[START OF EXCERPTED DATA]

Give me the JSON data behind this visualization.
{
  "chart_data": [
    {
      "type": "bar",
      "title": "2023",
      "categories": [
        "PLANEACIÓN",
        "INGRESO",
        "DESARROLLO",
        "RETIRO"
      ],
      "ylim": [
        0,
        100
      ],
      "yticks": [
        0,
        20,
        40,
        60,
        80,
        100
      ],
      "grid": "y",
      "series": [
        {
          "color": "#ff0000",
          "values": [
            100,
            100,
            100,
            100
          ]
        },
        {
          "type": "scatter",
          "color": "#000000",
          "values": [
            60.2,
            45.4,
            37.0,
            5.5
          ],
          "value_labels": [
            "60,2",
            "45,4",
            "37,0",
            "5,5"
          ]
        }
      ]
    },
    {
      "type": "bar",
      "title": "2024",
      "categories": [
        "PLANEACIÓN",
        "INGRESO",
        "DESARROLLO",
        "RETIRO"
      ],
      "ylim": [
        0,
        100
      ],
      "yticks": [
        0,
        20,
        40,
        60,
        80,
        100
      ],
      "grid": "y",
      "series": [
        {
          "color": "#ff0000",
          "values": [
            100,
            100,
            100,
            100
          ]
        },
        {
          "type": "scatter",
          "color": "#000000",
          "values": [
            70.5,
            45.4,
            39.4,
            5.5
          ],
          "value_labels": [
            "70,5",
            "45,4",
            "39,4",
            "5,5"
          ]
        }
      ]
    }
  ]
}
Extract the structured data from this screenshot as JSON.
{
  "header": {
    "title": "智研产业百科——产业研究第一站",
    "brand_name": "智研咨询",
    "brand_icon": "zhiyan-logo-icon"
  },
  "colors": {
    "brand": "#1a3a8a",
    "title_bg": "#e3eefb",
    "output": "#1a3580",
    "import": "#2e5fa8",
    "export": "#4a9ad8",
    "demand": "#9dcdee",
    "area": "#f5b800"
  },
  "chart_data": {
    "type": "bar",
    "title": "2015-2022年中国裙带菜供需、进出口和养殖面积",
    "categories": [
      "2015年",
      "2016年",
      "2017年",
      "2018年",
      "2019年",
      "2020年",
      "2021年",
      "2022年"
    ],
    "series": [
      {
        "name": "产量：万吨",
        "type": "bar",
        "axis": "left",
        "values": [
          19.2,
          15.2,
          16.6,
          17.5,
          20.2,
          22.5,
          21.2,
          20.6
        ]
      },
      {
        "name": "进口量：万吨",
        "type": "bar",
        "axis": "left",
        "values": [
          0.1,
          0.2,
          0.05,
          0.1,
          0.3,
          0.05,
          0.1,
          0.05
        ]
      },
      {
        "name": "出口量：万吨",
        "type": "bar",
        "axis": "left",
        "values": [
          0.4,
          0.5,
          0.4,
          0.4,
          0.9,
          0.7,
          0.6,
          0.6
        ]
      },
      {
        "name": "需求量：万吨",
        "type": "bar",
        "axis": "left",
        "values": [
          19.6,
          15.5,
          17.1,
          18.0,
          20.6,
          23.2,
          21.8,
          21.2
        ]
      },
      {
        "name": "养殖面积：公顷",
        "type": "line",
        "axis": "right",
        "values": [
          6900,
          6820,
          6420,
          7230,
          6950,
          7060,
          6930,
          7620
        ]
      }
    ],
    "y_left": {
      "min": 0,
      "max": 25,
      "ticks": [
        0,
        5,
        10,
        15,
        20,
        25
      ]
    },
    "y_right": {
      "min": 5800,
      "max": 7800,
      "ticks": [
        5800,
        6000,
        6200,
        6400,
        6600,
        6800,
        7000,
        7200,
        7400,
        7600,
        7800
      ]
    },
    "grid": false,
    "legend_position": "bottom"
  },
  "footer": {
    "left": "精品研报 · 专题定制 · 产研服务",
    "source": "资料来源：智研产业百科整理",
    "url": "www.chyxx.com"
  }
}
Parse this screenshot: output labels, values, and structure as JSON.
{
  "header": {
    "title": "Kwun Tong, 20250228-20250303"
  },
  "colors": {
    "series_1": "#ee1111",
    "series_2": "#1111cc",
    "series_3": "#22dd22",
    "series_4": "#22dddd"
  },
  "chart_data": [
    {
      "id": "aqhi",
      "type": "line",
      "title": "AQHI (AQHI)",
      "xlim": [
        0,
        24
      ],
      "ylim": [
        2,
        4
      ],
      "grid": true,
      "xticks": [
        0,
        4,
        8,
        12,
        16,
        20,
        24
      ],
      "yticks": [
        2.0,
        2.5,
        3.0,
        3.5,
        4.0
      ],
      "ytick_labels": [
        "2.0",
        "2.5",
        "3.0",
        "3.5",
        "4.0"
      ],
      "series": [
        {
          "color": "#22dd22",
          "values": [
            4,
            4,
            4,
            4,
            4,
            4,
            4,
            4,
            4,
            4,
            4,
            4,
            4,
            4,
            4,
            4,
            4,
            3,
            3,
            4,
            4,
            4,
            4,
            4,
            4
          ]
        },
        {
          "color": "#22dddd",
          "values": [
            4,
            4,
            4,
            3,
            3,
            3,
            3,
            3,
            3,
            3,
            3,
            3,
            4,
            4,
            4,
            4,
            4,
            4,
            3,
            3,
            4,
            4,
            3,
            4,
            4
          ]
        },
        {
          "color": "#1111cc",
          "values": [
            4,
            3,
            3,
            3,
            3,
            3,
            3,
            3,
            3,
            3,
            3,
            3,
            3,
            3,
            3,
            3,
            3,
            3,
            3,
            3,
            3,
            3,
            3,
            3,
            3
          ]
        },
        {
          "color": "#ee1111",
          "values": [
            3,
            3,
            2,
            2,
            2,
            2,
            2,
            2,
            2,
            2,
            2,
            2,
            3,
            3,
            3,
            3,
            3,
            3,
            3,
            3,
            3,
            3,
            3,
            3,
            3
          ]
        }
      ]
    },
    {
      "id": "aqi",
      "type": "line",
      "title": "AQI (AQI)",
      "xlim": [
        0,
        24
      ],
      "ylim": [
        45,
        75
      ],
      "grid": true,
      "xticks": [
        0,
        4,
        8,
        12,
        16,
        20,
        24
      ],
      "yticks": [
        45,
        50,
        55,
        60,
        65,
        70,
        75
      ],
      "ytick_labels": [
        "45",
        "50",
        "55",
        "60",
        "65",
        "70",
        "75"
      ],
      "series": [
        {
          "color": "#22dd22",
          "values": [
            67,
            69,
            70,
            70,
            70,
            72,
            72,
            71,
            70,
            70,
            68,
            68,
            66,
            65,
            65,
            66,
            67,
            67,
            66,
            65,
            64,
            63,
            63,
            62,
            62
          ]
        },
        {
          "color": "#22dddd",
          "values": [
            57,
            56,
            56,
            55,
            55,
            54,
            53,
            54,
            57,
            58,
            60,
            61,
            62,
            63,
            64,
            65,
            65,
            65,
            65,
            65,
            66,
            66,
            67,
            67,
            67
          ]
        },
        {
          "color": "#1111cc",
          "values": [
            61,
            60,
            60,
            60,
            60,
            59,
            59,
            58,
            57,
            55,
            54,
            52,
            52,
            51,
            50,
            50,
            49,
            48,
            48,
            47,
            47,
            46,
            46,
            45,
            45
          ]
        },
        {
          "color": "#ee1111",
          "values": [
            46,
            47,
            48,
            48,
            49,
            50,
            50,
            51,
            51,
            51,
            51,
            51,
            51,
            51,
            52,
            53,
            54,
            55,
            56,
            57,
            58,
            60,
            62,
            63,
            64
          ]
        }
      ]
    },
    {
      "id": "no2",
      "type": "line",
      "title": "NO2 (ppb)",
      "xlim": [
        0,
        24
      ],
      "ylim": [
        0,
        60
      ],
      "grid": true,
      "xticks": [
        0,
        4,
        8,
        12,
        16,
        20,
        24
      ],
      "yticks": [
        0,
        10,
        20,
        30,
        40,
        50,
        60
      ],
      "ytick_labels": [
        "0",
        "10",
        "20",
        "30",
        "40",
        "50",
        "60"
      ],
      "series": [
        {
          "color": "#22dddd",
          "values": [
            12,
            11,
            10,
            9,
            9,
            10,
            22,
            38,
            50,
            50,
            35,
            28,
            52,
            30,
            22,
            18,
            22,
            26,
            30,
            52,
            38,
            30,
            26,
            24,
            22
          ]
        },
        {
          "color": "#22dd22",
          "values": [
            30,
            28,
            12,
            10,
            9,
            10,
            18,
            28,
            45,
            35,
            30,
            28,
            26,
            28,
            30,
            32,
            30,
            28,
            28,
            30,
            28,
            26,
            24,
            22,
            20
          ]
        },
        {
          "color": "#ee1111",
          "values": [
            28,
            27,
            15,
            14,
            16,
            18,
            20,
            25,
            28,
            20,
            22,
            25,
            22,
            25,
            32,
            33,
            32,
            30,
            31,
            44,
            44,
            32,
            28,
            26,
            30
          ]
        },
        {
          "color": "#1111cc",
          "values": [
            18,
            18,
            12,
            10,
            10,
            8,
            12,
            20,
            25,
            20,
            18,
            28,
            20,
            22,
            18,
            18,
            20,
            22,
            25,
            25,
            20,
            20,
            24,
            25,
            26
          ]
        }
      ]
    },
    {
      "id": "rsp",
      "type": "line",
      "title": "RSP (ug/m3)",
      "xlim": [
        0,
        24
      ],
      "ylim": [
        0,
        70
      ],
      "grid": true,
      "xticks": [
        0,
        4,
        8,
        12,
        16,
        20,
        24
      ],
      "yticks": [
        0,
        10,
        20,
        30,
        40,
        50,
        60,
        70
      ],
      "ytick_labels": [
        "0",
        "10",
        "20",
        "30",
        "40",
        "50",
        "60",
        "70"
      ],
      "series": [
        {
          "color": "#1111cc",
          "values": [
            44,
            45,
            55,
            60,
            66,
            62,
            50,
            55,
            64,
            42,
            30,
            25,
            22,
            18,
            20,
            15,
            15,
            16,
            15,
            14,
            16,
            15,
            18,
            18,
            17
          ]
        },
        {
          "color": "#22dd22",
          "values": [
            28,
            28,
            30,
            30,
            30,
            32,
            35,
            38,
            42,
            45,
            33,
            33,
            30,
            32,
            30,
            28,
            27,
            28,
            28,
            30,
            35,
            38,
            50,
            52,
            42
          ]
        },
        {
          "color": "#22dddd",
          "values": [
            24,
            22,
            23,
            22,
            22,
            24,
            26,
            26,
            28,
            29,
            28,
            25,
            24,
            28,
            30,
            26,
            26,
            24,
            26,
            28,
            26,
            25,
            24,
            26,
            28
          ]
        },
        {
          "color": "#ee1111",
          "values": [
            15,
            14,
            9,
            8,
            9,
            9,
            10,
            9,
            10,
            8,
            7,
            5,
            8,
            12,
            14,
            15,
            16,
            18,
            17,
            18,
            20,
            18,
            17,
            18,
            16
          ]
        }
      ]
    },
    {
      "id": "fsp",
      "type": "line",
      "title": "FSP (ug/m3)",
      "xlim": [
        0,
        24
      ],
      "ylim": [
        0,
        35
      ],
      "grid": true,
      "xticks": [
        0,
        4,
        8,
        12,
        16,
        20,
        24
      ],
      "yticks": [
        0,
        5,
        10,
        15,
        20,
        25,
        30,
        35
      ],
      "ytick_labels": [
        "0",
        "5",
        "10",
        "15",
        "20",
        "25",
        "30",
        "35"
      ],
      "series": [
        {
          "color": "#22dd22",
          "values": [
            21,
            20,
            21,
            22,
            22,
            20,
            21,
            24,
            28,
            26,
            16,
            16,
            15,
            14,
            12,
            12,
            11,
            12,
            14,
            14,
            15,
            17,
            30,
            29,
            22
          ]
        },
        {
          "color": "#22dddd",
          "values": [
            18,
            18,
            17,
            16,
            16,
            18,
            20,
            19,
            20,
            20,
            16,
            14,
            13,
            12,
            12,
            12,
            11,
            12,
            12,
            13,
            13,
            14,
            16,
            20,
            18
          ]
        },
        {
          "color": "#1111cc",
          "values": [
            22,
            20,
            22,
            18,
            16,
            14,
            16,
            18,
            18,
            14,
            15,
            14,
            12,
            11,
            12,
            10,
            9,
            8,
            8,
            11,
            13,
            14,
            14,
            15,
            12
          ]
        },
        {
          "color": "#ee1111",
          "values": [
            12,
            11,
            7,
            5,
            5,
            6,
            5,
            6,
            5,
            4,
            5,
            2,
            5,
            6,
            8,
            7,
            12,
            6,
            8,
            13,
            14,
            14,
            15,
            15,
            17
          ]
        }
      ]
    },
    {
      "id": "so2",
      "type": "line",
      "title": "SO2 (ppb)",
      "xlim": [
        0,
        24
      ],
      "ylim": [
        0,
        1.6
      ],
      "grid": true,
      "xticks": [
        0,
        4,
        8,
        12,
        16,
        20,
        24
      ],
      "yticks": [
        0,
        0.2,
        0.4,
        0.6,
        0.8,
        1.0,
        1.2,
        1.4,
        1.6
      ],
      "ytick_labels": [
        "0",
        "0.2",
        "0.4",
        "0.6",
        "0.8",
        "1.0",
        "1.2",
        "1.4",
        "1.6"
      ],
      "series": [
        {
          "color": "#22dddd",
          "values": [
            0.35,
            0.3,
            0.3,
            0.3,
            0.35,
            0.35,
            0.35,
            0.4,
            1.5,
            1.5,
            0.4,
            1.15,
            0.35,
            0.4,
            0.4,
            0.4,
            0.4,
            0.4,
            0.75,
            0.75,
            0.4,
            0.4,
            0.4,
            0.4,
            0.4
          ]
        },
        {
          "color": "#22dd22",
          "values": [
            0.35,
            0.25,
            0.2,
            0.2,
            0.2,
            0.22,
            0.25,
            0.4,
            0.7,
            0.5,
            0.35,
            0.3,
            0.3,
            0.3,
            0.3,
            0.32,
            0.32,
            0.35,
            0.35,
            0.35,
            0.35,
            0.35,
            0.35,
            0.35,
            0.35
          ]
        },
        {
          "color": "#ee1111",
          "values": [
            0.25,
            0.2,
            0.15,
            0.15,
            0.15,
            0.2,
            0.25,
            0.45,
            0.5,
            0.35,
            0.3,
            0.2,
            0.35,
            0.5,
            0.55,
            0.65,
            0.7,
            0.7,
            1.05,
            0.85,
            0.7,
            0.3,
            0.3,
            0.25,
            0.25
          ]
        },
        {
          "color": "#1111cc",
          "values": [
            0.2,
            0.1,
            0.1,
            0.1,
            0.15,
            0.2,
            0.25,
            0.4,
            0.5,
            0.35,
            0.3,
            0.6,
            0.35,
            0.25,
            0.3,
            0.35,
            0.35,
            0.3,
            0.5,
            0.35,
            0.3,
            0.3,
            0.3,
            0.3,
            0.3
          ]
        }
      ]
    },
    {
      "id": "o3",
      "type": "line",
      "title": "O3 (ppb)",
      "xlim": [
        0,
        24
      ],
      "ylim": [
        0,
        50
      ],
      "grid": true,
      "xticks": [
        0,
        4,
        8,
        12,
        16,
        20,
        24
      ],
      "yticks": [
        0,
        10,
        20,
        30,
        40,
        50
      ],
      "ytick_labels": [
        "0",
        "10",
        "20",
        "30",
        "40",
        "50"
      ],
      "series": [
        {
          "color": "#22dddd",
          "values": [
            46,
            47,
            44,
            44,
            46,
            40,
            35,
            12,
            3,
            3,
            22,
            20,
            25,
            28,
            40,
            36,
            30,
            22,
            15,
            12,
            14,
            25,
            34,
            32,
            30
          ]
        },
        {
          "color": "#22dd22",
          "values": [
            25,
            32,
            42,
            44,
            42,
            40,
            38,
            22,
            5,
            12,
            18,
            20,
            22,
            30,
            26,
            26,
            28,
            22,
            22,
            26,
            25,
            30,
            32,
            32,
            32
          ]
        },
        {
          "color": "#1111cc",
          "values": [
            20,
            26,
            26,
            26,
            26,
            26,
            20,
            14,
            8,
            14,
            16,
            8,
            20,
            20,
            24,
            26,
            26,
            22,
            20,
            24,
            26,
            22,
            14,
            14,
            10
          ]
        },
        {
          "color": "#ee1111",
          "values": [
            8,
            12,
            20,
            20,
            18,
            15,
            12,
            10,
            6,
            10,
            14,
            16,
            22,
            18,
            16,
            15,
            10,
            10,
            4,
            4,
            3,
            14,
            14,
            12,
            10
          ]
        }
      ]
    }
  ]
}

[END OF EXCERPTED DATA]

(EXERCISE):
Sift through the entries and copy every line with "screenshot".

(WORKED ANSWER):
Extract the structured data from this screenshot as JSON.
Parse this screenshot: output labels, values, and structure as JSON.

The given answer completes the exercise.